Element boundary lines
:::::
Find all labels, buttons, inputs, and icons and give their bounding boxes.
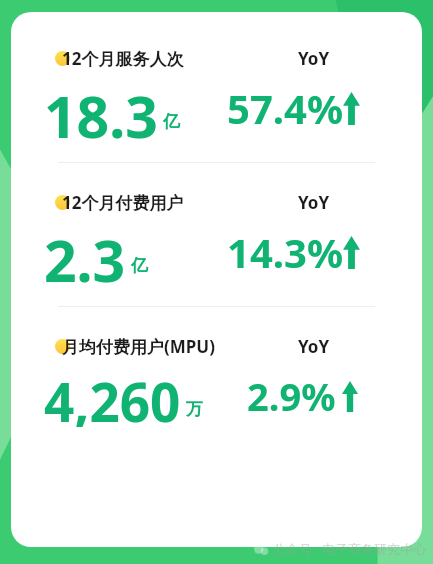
staticText: YoY [298, 47, 330, 70]
button[interactable]: 公众号 电子商务研究中心 [253, 540, 427, 558]
staticText: 18.3 [44, 77, 158, 139]
staticText: 12个月服务人次 [62, 47, 184, 70]
staticText: YoY [298, 191, 330, 214]
other: 上升 [342, 381, 358, 412]
staticText: 2.3 [44, 221, 126, 283]
staticText: 亿 [163, 111, 180, 132]
button[interactable]: 12个月付费用户 [11, 189, 422, 283]
staticText: 公众号 · 电子商务研究中心 [273, 540, 427, 558]
staticText: 14.3% [227, 225, 343, 279]
button[interactable]: 月均付费用户(MPU) [11, 333, 422, 427]
staticText: 12个月付费用户 [62, 191, 184, 214]
other: 上升 [343, 236, 360, 269]
staticText: 万 [186, 399, 203, 420]
staticText: 4,260 [44, 365, 181, 427]
staticText: 2.9% [247, 370, 336, 422]
staticText: 月均付费用户(MPU) [62, 335, 215, 358]
staticText: YoY [298, 335, 330, 358]
staticText: 亿 [131, 255, 148, 276]
other: 上升 [343, 92, 360, 125]
staticText: 57.4% [227, 81, 343, 135]
button[interactable]: 12个月服务人次 [11, 45, 422, 139]
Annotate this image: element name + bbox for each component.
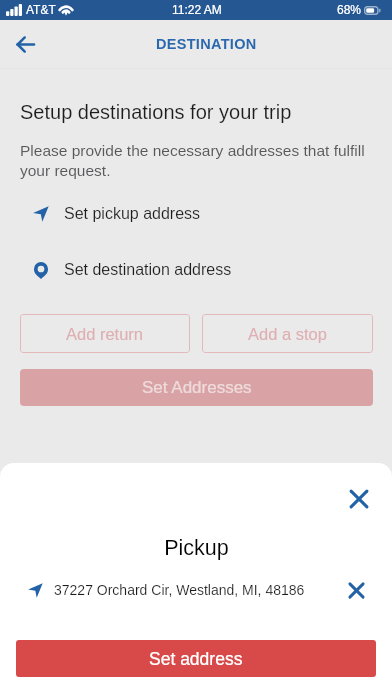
- button[interactable]: Set destination address: [0, 258, 392, 282]
- staticText: AT&T: [26, 3, 56, 16]
- staticText: Add return: [66, 325, 144, 343]
- staticText: DESTINATION: [156, 36, 257, 52]
- button[interactable]: Add return: [20, 314, 190, 353]
- staticText: Please provide the necessary addresses t…: [20, 142, 377, 180]
- staticText: Add a stop: [248, 325, 327, 343]
- button[interactable]: Set Addresses: [20, 369, 373, 406]
- staticText: Set Addresses: [142, 378, 252, 397]
- staticText: 68%: [337, 3, 362, 16]
- button[interactable]: Back: [8, 27, 42, 61]
- button[interactable]: Remove address: [338, 572, 374, 608]
- staticText: Set destination address: [64, 261, 232, 279]
- staticText: Set address: [149, 649, 243, 669]
- staticText: Setup destinations for your trip: [20, 101, 292, 123]
- staticText: Set pickup address: [64, 205, 201, 223]
- button[interactable]: Close: [341, 481, 377, 517]
- button[interactable]: Add a stop: [202, 314, 373, 353]
- staticText: 11:22 AM: [172, 3, 222, 16]
- staticText: 37227 Orchard Cir, Westland, MI, 48186: [54, 582, 305, 598]
- button[interactable]: Set address: [16, 640, 376, 677]
- staticText: Pickup: [164, 536, 229, 560]
- button[interactable]: Set pickup address: [0, 202, 392, 226]
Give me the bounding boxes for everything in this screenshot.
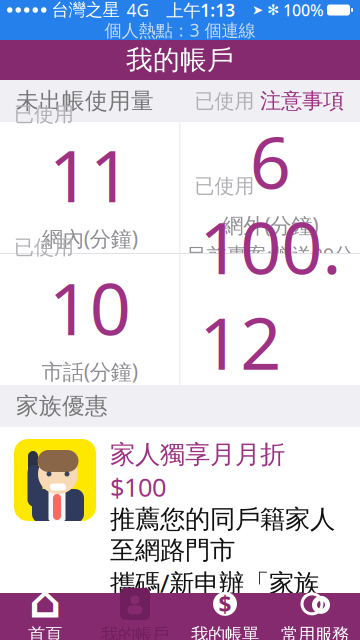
staticText: ⌂ xyxy=(29,576,61,628)
button[interactable]: 我的帳戶 xyxy=(90,592,180,640)
staticText: 已使用 xyxy=(14,102,74,127)
staticText: 已使用 xyxy=(194,89,254,113)
staticText: 未出帳使用量 xyxy=(16,87,154,115)
staticText: $ xyxy=(218,589,232,619)
button[interactable]: 家人獨享月月折$100 xyxy=(0,427,360,640)
staticText: 100.12 xyxy=(199,198,341,390)
button[interactable]: ⌂ xyxy=(0,592,90,640)
staticText: 攜碼/新申辦「家族省」指定專 xyxy=(110,566,319,631)
staticText: 11 xyxy=(49,126,131,222)
staticText: 已使用 xyxy=(194,174,254,198)
staticText: 台灣之星 xyxy=(52,0,120,21)
staticText: 已使用 xyxy=(14,235,74,260)
staticText: 家族優惠 xyxy=(16,392,108,420)
staticText: 100% xyxy=(283,0,324,21)
staticText: 目前專案:上網吃到飽 xyxy=(188,422,353,473)
button[interactable]: $ xyxy=(180,592,270,640)
staticText: 目前專案:講到飽 xyxy=(17,254,162,281)
staticText: 個人熱點：3 個連線 xyxy=(104,18,256,42)
staticText: 注意事項 xyxy=(260,88,344,114)
staticText: 10 xyxy=(49,260,131,355)
staticText: 我的帳戶 xyxy=(101,624,169,640)
staticText: 推薦您的同戶籍家人至網路門市 xyxy=(110,504,335,566)
staticText: 網內(分鐘) xyxy=(42,224,138,252)
staticText: 6 xyxy=(250,113,291,209)
staticText: 家人可享每月月租折$100 xyxy=(160,631,310,640)
button[interactable]: 注意事項 xyxy=(260,88,344,114)
staticText: 無優惠分鐘數 xyxy=(30,388,150,412)
staticText: 我的帳單 xyxy=(191,624,259,640)
staticText: 網外(分鐘) xyxy=(222,211,318,239)
staticText: 首頁 xyxy=(28,624,62,640)
staticText: 上午1:13 xyxy=(166,0,235,22)
staticText: 目前專案:贈送20分鐘/月 xyxy=(187,241,354,294)
staticText: 家人獨享月月折$100 xyxy=(110,439,285,504)
staticText: 常用服務 xyxy=(281,624,349,640)
staticText: ✻ xyxy=(267,2,279,18)
button[interactable]: 常用服務 xyxy=(270,592,360,640)
staticText: 4G xyxy=(126,0,150,22)
staticText: 我的帳戶 xyxy=(126,44,234,76)
staticText: 市話(分鐘) xyxy=(42,357,138,385)
staticText: ➤ xyxy=(252,2,263,18)
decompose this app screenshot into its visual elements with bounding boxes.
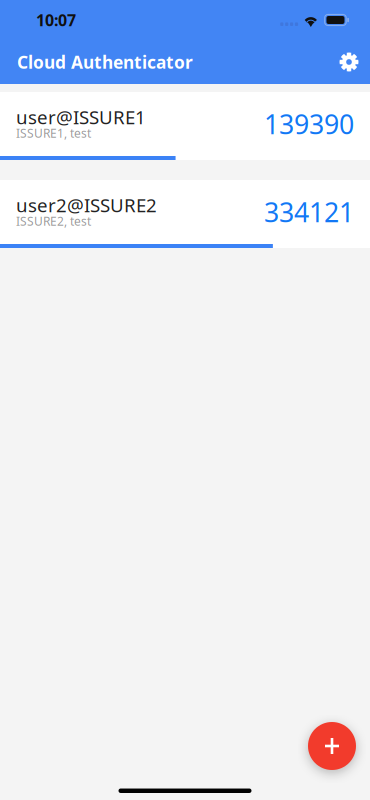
button[interactable]: user2@ISSURE2	[0, 180, 370, 248]
button[interactable]: user@ISSURE1	[0, 92, 370, 160]
staticText: Cloud Authenticator	[17, 50, 193, 74]
staticText: ISSURE1, test	[16, 125, 91, 141]
button[interactable]: Add account	[308, 722, 356, 770]
staticText: 334121	[264, 194, 354, 230]
staticText: ISSURE2, test	[16, 213, 91, 229]
staticText: 139390	[264, 106, 354, 142]
button[interactable]: Settings	[334, 47, 364, 77]
staticText: user2@ISSURE2	[16, 193, 157, 217]
staticText: user@ISSURE1	[16, 105, 146, 129]
staticText: 10:07	[36, 9, 76, 31]
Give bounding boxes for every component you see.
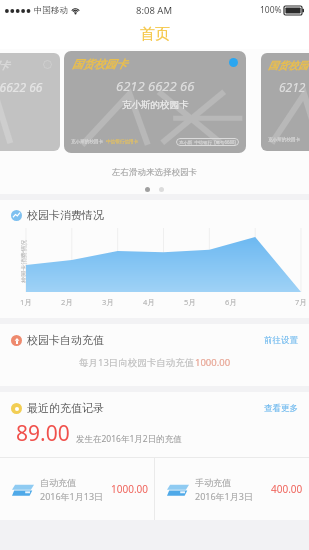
staticText: 6212 6622 66 — [116, 77, 195, 95]
staticText: 校园卡消费情况 — [27, 208, 104, 222]
staticText: 前往设置 — [264, 335, 298, 346]
button[interactable]: 前往设置 — [264, 335, 298, 346]
staticText: 国货校园卡 — [0, 59, 9, 72]
staticText: 2月 — [61, 297, 73, 307]
staticText: 89.00 — [16, 419, 70, 448]
staticText: 400.00 — [271, 482, 303, 496]
staticText: 左右滑动来选择校园卡 — [112, 167, 197, 178]
staticText: 1月 — [20, 297, 32, 307]
staticText: 中信银行信用卡 — [106, 139, 139, 145]
staticText: 自动充值 — [40, 477, 76, 488]
staticText: 7月 — [295, 297, 307, 307]
staticText: 查看更多 — [264, 403, 298, 414]
staticText: 手动充值 — [195, 477, 231, 488]
button[interactable]: 国货校园卡 — [261, 53, 309, 151]
button[interactable]: 国货校园卡 — [0, 53, 60, 151]
staticText: 6212 6622 66 — [0, 79, 43, 95]
staticText: 6月 — [225, 297, 237, 307]
staticText: 2016年1月3日 — [195, 490, 253, 502]
staticText: 克小斯的校园卡 — [268, 137, 301, 143]
button[interactable]: 自动充值 — [0, 458, 154, 520]
staticText: 校园卡消费情况 — [20, 239, 28, 283]
staticText: 发生在2016年1月2日的充值 — [76, 433, 182, 445]
staticText: 1000.00 — [111, 482, 148, 496]
staticText: 克小斯的校园卡 — [71, 139, 104, 145]
staticText: 2016年1月13日 — [40, 490, 104, 502]
staticText: 8:08 AM — [136, 4, 173, 17]
staticText: 首页 — [140, 25, 170, 44]
staticText: 最近的充值记录 — [27, 401, 104, 415]
staticText: 校园卡自动充值 — [27, 333, 104, 347]
button[interactable]: 手动充值 — [155, 458, 309, 520]
staticText: 100% — [260, 4, 282, 16]
staticText: 国货校园卡 — [72, 57, 127, 71]
staticText: 5月 — [184, 297, 196, 307]
staticText: 国货校园卡 — [268, 59, 309, 72]
staticText: 3月 — [102, 297, 114, 307]
staticText: 6212 6622 66 — [279, 79, 309, 95]
staticText: 克小斯的校园卡 — [122, 99, 189, 111]
button[interactable]: 国货校园卡 — [64, 51, 246, 153]
staticText: 中国移动 — [34, 5, 68, 16]
staticText: 克小斯 中信银行 (尾号6688) — [179, 139, 236, 145]
button[interactable]: 查看更多 — [264, 403, 298, 414]
staticText: 4月 — [143, 297, 155, 307]
staticText: 每月13日向校园卡自动充值 — [79, 356, 195, 369]
staticText: 1000.00 — [195, 356, 231, 369]
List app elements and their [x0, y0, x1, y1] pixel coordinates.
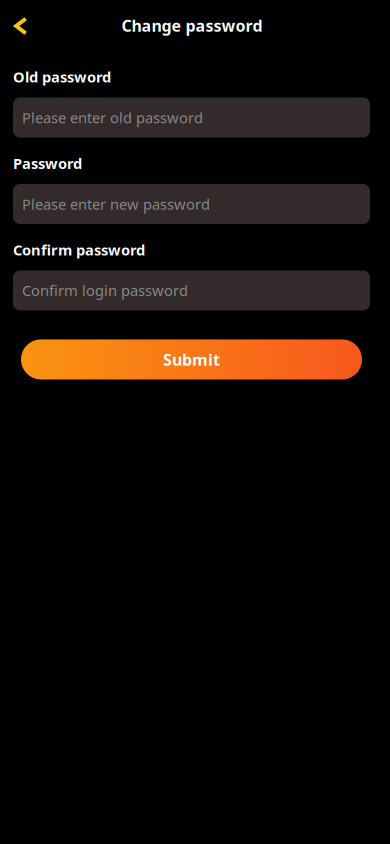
:::::
Given request: Copy the stretch from the line containing "- button[interactable]: Set destination" through the line containing "- button[interactable]: Remove", swapping "Add return" for "Add a return" and leaving everything else as is.

Correct answer:
- button[interactable]: Set destination address: [0, 258, 392, 282]
- staticText: AT&T: [26, 3, 56, 16]
- staticText: Add a return: [66, 325, 144, 343]
- staticText: DESTINATION: [156, 36, 257, 52]
- button[interactable]: Add a return: [20, 314, 190, 353]
- staticText: Please provide the necessary addresses t…: [20, 142, 377, 180]
- staticText: Add a stop: [248, 325, 327, 343]
- button[interactable]: Set Addresses: [20, 369, 373, 406]
- staticText: Set Addresses: [142, 378, 252, 397]
- staticText: 68%: [337, 3, 362, 16]
- button[interactable]: Back: [8, 27, 42, 61]
- button[interactable]: Remove address: [338, 572, 374, 608]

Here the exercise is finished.